[Task statement] List each line in the items below that contains the word "device".

[Dataset excerpts]
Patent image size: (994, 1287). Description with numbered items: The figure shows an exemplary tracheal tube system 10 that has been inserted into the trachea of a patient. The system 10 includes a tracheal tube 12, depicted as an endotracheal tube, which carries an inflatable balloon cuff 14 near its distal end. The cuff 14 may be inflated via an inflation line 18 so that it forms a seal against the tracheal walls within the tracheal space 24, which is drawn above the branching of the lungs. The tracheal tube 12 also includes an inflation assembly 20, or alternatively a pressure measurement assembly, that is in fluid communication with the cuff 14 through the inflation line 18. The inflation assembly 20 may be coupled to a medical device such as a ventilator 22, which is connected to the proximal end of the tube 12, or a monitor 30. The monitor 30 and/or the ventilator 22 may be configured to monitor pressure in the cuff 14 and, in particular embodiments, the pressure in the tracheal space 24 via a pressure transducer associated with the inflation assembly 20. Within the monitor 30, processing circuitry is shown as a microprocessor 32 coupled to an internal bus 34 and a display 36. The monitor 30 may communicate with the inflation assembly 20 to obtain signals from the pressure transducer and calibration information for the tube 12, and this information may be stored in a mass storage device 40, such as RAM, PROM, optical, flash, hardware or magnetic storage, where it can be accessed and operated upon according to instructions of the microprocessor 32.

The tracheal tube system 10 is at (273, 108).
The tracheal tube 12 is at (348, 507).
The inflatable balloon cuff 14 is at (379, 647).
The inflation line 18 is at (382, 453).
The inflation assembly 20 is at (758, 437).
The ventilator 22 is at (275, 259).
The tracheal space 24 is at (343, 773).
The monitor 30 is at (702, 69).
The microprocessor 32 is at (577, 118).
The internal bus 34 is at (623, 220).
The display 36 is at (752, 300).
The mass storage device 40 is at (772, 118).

[Solved exercise]
Patent image size: (994, 1287). Description with numbered items: The figure shows an exemplary tracheal tube system 10 that has been inserted into the trachea of a patient. The system 10 includes a tracheal tube 12, depicted as an endotracheal tube, which carries an inflatable balloon cuff 14 near its distal end. The cuff 14 may be inflated via an inflation line 18 so that it forms a seal against the tracheal walls within the tracheal space 24, which is drawn above the branching of the lungs. The tracheal tube 12 also includes an inflation assembly 20, or alternatively a pressure measurement assembly, that is in fluid communication with the cuff 14 through the inflation line 18. The inflation assembly 20 may be coupled to a medical device such as a ventilator 22, which is connected to the proximal end of the tube 12, or a monitor 30. The monitor 30 and/or the ventilator 22 may be configured to monitor pressure in the cuff 14 and, in particular embodiments, the pressure in the tracheal space 24 via a pressure transducer associated with the inflation assembly 20. Within the monitor 30, processing circuitry is shown as a microprocessor 32 coupled to an internal bus 34 and a display 36. The monitor 30 may communicate with the inflation assembly 20 to obtain signals from the pressure transducer and calibration information for the tube 12, and this information may be stored in a mass storage device 40, such as RAM, PROM, optical, flash, hardware or magnetic storage, where it can be accessed and operated upon according to instructions of the microprocessor 32.
The mass storage device 40 is at (772, 118).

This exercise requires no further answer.